_What you will do:_ Look over the lines below. Report each one that includes the string "colleagues".

_Excerpted records:_
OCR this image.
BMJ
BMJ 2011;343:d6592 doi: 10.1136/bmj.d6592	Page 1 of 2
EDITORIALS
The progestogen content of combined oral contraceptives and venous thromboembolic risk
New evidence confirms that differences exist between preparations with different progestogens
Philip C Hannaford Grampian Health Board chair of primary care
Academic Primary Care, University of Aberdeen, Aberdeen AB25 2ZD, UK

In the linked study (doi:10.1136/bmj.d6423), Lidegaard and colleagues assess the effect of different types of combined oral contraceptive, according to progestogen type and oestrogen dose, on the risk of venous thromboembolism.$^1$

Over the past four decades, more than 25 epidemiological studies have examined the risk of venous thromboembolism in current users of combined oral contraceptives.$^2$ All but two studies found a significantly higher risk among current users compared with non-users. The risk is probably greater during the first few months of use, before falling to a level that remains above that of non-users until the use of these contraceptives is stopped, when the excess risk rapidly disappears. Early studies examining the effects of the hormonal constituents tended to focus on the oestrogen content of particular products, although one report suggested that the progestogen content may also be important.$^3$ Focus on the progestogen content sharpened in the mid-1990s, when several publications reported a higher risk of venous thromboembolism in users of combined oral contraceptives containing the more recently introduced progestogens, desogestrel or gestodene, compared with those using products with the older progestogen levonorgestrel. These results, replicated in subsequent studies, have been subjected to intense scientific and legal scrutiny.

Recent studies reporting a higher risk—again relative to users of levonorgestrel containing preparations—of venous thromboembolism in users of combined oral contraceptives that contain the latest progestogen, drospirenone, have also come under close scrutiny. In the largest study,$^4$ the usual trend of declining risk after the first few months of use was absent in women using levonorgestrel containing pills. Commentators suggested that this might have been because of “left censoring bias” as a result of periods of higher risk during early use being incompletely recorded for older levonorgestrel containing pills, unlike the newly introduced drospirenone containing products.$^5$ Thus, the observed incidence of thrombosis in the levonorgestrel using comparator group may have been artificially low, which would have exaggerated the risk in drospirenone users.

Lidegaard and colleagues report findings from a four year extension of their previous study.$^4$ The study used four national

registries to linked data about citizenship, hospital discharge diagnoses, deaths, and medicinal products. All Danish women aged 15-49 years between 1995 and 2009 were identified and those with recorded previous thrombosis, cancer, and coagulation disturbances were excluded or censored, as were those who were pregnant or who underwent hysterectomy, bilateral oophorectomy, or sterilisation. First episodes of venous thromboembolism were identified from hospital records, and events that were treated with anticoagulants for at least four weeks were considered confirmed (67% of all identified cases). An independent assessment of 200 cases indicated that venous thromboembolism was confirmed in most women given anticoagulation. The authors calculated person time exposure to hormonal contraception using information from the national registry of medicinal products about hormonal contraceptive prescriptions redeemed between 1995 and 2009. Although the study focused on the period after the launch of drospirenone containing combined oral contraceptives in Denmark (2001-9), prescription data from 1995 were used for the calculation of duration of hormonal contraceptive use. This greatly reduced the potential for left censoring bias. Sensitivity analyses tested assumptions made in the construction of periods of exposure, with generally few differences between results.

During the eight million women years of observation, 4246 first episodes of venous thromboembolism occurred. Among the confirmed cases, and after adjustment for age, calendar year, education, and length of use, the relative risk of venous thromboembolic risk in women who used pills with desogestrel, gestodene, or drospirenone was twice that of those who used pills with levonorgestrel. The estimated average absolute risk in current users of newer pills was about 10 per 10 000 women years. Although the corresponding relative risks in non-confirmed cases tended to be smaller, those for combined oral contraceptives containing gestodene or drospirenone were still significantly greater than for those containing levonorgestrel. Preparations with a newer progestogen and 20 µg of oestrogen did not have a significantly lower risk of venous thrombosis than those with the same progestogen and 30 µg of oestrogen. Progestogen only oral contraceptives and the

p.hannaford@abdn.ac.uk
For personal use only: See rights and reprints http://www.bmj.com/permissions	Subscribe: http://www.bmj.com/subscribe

_The completed task:_
In the linked study (doi:10.1136/bmj.d6423), Lidegaard and colleagues assess the effect of different types of combined oral contraceptive, according to progestogen type and oestrogen dose, on the risk of venous thromboembolism.$^1$
Lidegaard and colleagues report findings from a four year extension of their previous study.$^4$ The study used four national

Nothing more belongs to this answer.